#### Goal of the exercise:
Transcribe the data that follows precisely, omitting nothing.

#### Data to use:
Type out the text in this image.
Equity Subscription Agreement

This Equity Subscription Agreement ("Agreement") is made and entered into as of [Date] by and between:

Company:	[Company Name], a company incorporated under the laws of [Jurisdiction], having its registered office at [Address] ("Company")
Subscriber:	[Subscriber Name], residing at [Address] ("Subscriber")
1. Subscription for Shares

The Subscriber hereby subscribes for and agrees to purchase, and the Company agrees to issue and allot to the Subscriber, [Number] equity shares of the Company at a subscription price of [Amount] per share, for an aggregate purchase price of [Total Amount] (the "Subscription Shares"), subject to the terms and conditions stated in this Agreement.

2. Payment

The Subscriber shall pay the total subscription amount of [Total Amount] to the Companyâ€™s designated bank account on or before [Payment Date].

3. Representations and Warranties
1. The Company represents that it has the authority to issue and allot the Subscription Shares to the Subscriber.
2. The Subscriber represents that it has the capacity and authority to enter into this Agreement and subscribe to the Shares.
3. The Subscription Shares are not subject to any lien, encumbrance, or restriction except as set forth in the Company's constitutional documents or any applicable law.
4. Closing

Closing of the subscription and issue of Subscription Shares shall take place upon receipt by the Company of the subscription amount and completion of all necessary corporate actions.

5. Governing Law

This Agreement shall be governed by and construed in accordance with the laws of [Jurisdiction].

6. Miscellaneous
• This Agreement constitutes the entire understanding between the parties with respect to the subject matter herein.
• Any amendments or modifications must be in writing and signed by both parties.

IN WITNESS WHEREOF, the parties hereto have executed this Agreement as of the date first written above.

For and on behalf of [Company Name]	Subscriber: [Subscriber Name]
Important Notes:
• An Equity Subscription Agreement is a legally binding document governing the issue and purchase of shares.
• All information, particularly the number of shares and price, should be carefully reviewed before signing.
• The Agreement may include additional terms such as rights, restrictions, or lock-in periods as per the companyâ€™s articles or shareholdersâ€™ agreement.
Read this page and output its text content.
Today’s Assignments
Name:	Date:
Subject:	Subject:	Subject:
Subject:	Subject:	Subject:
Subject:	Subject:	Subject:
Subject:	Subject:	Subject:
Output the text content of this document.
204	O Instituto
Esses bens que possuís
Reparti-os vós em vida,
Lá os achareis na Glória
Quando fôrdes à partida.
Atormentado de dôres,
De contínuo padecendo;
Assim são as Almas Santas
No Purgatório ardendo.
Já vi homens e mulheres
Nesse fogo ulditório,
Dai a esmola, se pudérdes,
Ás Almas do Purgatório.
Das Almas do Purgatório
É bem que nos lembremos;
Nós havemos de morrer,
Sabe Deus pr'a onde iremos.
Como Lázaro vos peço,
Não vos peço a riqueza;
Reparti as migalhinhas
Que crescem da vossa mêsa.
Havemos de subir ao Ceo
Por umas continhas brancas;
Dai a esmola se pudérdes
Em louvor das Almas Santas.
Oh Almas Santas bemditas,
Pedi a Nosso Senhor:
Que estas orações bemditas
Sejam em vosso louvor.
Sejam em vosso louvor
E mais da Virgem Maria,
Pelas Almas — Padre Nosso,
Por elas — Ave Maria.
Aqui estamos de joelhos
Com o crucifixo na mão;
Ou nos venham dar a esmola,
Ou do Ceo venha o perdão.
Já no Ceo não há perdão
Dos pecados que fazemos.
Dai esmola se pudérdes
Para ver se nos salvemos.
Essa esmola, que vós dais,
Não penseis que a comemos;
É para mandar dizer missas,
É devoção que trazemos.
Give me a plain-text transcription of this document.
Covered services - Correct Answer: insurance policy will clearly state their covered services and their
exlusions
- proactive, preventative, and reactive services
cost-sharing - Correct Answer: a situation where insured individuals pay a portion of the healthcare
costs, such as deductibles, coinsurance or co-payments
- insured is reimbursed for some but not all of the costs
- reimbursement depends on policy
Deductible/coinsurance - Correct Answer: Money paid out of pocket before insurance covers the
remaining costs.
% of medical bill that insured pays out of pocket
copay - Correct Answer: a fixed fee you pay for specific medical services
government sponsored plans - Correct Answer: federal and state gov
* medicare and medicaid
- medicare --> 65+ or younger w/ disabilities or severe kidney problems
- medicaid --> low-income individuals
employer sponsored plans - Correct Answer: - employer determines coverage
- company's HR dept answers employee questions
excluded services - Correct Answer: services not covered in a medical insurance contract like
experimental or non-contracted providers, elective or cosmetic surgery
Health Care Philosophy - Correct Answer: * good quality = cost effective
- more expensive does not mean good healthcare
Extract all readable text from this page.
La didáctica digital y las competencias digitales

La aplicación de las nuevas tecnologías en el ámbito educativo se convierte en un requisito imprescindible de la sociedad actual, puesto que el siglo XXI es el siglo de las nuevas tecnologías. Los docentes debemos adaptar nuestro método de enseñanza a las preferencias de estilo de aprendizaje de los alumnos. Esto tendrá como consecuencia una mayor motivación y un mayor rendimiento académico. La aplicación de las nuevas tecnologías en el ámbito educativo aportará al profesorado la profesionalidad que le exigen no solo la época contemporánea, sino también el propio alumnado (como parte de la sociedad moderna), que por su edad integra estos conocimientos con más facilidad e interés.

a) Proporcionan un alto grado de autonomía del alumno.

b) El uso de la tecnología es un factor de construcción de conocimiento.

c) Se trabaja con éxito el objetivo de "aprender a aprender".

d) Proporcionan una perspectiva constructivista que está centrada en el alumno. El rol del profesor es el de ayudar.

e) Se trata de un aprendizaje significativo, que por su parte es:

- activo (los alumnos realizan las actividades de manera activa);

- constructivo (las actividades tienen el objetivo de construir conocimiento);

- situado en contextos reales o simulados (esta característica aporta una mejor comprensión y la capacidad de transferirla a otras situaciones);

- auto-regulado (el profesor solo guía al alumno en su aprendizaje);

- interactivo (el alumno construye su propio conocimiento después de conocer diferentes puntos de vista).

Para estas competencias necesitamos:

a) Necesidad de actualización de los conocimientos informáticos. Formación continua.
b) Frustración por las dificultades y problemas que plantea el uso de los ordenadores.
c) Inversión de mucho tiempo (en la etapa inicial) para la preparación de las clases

#### Answer:
Type out the text in this image.
Equity Subscription Agreement

This Equity Subscription Agreement ("Agreement") is made and entered into as of [Date] by and between:

Company:	[Company Name], a company incorporated under the laws of [Jurisdiction], having its registered office at [Address] ("Company")
Subscriber:	[Subscriber Name], residing at [Address] ("Subscriber")
1. Subscription for Shares

The Subscriber hereby subscribes for and agrees to purchase, and the Company agrees to issue and allot to the Subscriber, [Number] equity shares of the Company at a subscription price of [Amount] per share, for an aggregate purchase price of [Total Amount] (the "Subscription Shares"), subject to the terms and conditions stated in this Agreement.

2. Payment

The Subscriber shall pay the total subscription amount of [Total Amount] to the Companyâ€™s designated bank account on or before [Payment Date].

3. Representations and Warranties
1. The Company represents that it has the authority to issue and allot the Subscription Shares to the Subscriber.
2. The Subscriber represents that it has the capacity and authority to enter into this Agreement and subscribe to the Shares.
3. The Subscription Shares are not subject to any lien, encumbrance, or restriction except as set forth in the Company's constitutional documents or any applicable law.
4. Closing

Closing of the subscription and issue of Subscription Shares shall take place upon receipt by the Company of the subscription amount and completion of all necessary corporate actions.

5. Governing Law

This Agreement shall be governed by and construed in accordance with the laws of [Jurisdiction].

6. Miscellaneous
• This Agreement constitutes the entire understanding between the parties with respect to the subject matter herein.
• Any amendments or modifications must be in writing and signed by both parties.

IN WITNESS WHEREOF, the parties hereto have executed this Agreement as of the date first written above.

For and on behalf of [Company Name]	Subscriber: [Subscriber Name]
Important Notes:
• An Equity Subscription Agreement is a legally binding document governing the issue and purchase of shares.
• All information, particularly the number of shares and price, should be carefully reviewed before signing.
• The Agreement may include additional terms such as rights, restrictions, or lock-in periods as per the companyâ€™s articles or shareholdersâ€™ agreement.
Read this page and output its text content.
Today’s Assignments
Name:	Date:
Subject:	Subject:	Subject:
Subject:	Subject:	Subject:
Subject:	Subject:	Subject:
Subject:	Subject:	Subject:
Output the text content of this document.
204	O Instituto
Esses bens que possuís
Reparti-os vós em vida,
Lá os achareis na Glória
Quando fôrdes à partida.
Atormentado de dôres,
De contínuo padecendo;
Assim são as Almas Santas
No Purgatório ardendo.
Já vi homens e mulheres
Nesse fogo ulditório,
Dai a esmola, se pudérdes,
Ás Almas do Purgatório.
Das Almas do Purgatório
É bem que nos lembremos;
Nós havemos de morrer,
Sabe Deus pr'a onde iremos.
Como Lázaro vos peço,
Não vos peço a riqueza;
Reparti as migalhinhas
Que crescem da vossa mêsa.
Havemos de subir ao Ceo
Por umas continhas brancas;
Dai a esmola se pudérdes
Em louvor das Almas Santas.
Oh Almas Santas bemditas,
Pedi a Nosso Senhor:
Que estas orações bemditas
Sejam em vosso louvor.
Sejam em vosso louvor
E mais da Virgem Maria,
Pelas Almas — Padre Nosso,
Por elas — Ave Maria.
Aqui estamos de joelhos
Com o crucifixo na mão;
Ou nos venham dar a esmola,
Ou do Ceo venha o perdão.
Já no Ceo não há perdão
Dos pecados que fazemos.
Dai esmola se pudérdes
Para ver se nos salvemos.
Essa esmola, que vós dais,
Não penseis que a comemos;
É para mandar dizer missas,
É devoção que trazemos.
Give me a plain-text transcription of this document.
Covered services - Correct Answer: insurance policy will clearly state their covered services and their
exlusions
- proactive, preventative, and reactive services
cost-sharing - Correct Answer: a situation where insured individuals pay a portion of the healthcare
costs, such as deductibles, coinsurance or co-payments
- insured is reimbursed for some but not all of the costs
- reimbursement depends on policy
Deductible/coinsurance - Correct Answer: Money paid out of pocket before insurance covers the
remaining costs.
% of medical bill that insured pays out of pocket
copay - Correct Answer: a fixed fee you pay for specific medical services
government sponsored plans - Correct Answer: federal and state gov
* medicare and medicaid
- medicare --> 65+ or younger w/ disabilities or severe kidney problems
- medicaid --> low-income individuals
employer sponsored plans - Correct Answer: - employer determines coverage
- company's HR dept answers employee questions
excluded services - Correct Answer: services not covered in a medical insurance contract like
experimental or non-contracted providers, elective or cosmetic surgery
Health Care Philosophy - Correct Answer: * good quality = cost effective
- more expensive does not mean good healthcare
Extract all readable text from this page.
La didáctica digital y las competencias digitales

La aplicación de las nuevas tecnologías en el ámbito educativo se convierte en un requisito imprescindible de la sociedad actual, puesto que el siglo XXI es el siglo de las nuevas tecnologías. Los docentes debemos adaptar nuestro método de enseñanza a las preferencias de estilo de aprendizaje de los alumnos. Esto tendrá como consecuencia una mayor motivación y un mayor rendimiento académico. La aplicación de las nuevas tecnologías en el ámbito educativo aportará al profesorado la profesionalidad que le exigen no solo la época contemporánea, sino también el propio alumnado (como parte de la sociedad moderna), que por su edad integra estos conocimientos con más facilidad e interés.

a) Proporcionan un alto grado de autonomía del alumno.

b) El uso de la tecnología es un factor de construcción de conocimiento.

c) Se trabaja con éxito el objetivo de "aprender a aprender".

d) Proporcionan una perspectiva constructivista que está centrada en el alumno. El rol del profesor es el de ayudar.

e) Se trata de un aprendizaje significativo, que por su parte es:

- activo (los alumnos realizan las actividades de manera activa);

- constructivo (las actividades tienen el objetivo de construir conocimiento);

- situado en contextos reales o simulados (esta característica aporta una mejor comprensión y la capacidad de transferirla a otras situaciones);

- auto-regulado (el profesor solo guía al alumno en su aprendizaje);

- interactivo (el alumno construye su propio conocimiento después de conocer diferentes puntos de vista).

Para estas competencias necesitamos:

a) Necesidad de actualización de los conocimientos informáticos. Formación continua.
b) Frustración por las dificultades y problemas que plantea el uso de los ordenadores.
c) Inversión de mucho tiempo (en la etapa inicial) para la preparación de las clases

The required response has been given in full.